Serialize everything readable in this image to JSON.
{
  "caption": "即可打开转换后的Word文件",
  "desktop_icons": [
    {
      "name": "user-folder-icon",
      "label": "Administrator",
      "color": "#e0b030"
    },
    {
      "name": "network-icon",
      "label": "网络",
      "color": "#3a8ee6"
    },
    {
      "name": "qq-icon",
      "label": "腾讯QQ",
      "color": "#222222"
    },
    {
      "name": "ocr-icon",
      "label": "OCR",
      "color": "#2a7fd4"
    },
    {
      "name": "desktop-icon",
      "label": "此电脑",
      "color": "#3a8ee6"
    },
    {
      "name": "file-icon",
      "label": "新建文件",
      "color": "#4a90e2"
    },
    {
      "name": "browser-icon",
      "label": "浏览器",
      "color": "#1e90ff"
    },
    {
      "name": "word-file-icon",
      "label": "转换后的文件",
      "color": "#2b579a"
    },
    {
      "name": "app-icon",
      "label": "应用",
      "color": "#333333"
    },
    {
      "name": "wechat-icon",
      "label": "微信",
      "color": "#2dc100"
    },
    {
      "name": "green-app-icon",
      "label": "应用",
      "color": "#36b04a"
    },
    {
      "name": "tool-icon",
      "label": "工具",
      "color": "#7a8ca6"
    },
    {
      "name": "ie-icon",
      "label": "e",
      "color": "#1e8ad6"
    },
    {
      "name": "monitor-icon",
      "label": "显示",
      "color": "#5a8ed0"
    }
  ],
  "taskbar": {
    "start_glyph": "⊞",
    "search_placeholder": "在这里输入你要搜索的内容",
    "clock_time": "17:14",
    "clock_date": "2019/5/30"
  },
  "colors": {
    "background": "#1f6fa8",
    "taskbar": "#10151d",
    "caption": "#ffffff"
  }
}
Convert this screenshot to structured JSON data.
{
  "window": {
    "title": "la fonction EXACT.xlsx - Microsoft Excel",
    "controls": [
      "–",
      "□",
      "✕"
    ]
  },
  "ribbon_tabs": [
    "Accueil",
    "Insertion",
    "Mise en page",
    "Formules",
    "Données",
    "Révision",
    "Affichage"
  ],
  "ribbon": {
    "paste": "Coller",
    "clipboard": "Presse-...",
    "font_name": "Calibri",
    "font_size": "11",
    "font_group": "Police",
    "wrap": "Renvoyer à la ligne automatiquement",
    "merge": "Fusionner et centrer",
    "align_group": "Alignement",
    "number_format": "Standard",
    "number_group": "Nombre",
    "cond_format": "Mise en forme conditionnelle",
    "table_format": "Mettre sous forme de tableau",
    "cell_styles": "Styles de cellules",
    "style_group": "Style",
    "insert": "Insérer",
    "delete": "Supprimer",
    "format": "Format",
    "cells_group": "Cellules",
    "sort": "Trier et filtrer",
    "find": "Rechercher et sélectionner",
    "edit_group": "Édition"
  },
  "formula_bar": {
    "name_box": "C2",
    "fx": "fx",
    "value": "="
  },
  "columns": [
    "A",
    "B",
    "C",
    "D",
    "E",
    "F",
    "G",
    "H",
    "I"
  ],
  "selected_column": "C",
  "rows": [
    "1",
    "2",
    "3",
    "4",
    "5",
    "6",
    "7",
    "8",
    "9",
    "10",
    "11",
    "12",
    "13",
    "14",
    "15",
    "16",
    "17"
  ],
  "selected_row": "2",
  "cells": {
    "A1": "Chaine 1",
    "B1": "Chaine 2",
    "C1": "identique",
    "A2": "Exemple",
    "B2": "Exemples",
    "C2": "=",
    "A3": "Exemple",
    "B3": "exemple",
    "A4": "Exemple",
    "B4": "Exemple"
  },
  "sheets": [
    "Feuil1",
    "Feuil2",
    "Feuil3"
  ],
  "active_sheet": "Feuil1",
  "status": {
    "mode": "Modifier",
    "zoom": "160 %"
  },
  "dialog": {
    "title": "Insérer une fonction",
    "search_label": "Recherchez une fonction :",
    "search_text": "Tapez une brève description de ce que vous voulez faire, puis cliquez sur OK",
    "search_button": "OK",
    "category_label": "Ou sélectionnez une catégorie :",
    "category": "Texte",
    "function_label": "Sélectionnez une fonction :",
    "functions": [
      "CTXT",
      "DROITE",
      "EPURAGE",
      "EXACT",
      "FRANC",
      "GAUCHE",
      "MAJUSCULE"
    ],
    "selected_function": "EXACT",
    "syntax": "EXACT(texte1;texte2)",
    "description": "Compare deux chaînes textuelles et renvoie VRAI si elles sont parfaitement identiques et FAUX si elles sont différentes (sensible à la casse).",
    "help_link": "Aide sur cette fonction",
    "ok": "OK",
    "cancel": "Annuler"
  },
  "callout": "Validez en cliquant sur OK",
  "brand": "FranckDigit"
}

SET EXERCISE
Return all of the above records exactly, leaving no line out.

RESPONSE BELOW
Serialize everything readable in this image to JSON.
{
  "caption": "即可打开转换后的Word文件",
  "desktop_icons": [
    {
      "name": "user-folder-icon",
      "label": "Administrator",
      "color": "#e0b030"
    },
    {
      "name": "network-icon",
      "label": "网络",
      "color": "#3a8ee6"
    },
    {
      "name": "qq-icon",
      "label": "腾讯QQ",
      "color": "#222222"
    },
    {
      "name": "ocr-icon",
      "label": "OCR",
      "color": "#2a7fd4"
    },
    {
      "name": "desktop-icon",
      "label": "此电脑",
      "color": "#3a8ee6"
    },
    {
      "name": "file-icon",
      "label": "新建文件",
      "color": "#4a90e2"
    },
    {
      "name": "browser-icon",
      "label": "浏览器",
      "color": "#1e90ff"
    },
    {
      "name": "word-file-icon",
      "label": "转换后的文件",
      "color": "#2b579a"
    },
    {
      "name": "app-icon",
      "label": "应用",
      "color": "#333333"
    },
    {
      "name": "wechat-icon",
      "label": "微信",
      "color": "#2dc100"
    },
    {
      "name": "green-app-icon",
      "label": "应用",
      "color": "#36b04a"
    },
    {
      "name": "tool-icon",
      "label": "工具",
      "color": "#7a8ca6"
    },
    {
      "name": "ie-icon",
      "label": "e",
      "color": "#1e8ad6"
    },
    {
      "name": "monitor-icon",
      "label": "显示",
      "color": "#5a8ed0"
    }
  ],
  "taskbar": {
    "start_glyph": "⊞",
    "search_placeholder": "在这里输入你要搜索的内容",
    "clock_time": "17:14",
    "clock_date": "2019/5/30"
  },
  "colors": {
    "background": "#1f6fa8",
    "taskbar": "#10151d",
    "caption": "#ffffff"
  }
}
Convert this screenshot to structured JSON data.
{
  "window": {
    "title": "la fonction EXACT.xlsx - Microsoft Excel",
    "controls": [
      "–",
      "□",
      "✕"
    ]
  },
  "ribbon_tabs": [
    "Accueil",
    "Insertion",
    "Mise en page",
    "Formules",
    "Données",
    "Révision",
    "Affichage"
  ],
  "ribbon": {
    "paste": "Coller",
    "clipboard": "Presse-...",
    "font_name": "Calibri",
    "font_size": "11",
    "font_group": "Police",
    "wrap": "Renvoyer à la ligne automatiquement",
    "merge": "Fusionner et centrer",
    "align_group": "Alignement",
    "number_format": "Standard",
    "number_group": "Nombre",
    "cond_format": "Mise en forme conditionnelle",
    "table_format": "Mettre sous forme de tableau",
    "cell_styles": "Styles de cellules",
    "style_group": "Style",
    "insert": "Insérer",
    "delete": "Supprimer",
    "format": "Format",
    "cells_group": "Cellules",
    "sort": "Trier et filtrer",
    "find": "Rechercher et sélectionner",
    "edit_group": "Édition"
  },
  "formula_bar": {
    "name_box": "C2",
    "fx": "fx",
    "value": "="
  },
  "columns": [
    "A",
    "B",
    "C",
    "D",
    "E",
    "F",
    "G",
    "H",
    "I"
  ],
  "selected_column": "C",
  "rows": [
    "1",
    "2",
    "3",
    "4",
    "5",
    "6",
    "7",
    "8",
    "9",
    "10",
    "11",
    "12",
    "13",
    "14",
    "15",
    "16",
    "17"
  ],
  "selected_row": "2",
  "cells": {
    "A1": "Chaine 1",
    "B1": "Chaine 2",
    "C1": "identique",
    "A2": "Exemple",
    "B2": "Exemples",
    "C2": "=",
    "A3": "Exemple",
    "B3": "exemple",
    "A4": "Exemple",
    "B4": "Exemple"
  },
  "sheets": [
    "Feuil1",
    "Feuil2",
    "Feuil3"
  ],
  "active_sheet": "Feuil1",
  "status": {
    "mode": "Modifier",
    "zoom": "160 %"
  },
  "dialog": {
    "title": "Insérer une fonction",
    "search_label": "Recherchez une fonction :",
    "search_text": "Tapez une brève description de ce que vous voulez faire, puis cliquez sur OK",
    "search_button": "OK",
    "category_label": "Ou sélectionnez une catégorie :",
    "category": "Texte",
    "function_label": "Sélectionnez une fonction :",
    "functions": [
      "CTXT",
      "DROITE",
      "EPURAGE",
      "EXACT",
      "FRANC",
      "GAUCHE",
      "MAJUSCULE"
    ],
    "selected_function": "EXACT",
    "syntax": "EXACT(texte1;texte2)",
    "description": "Compare deux chaînes textuelles et renvoie VRAI si elles sont parfaitement identiques et FAUX si elles sont différentes (sensible à la casse).",
    "help_link": "Aide sur cette fonction",
    "ok": "OK",
    "cancel": "Annuler"
  },
  "callout": "Validez en cliquant sur OK",
  "brand": "FranckDigit"
}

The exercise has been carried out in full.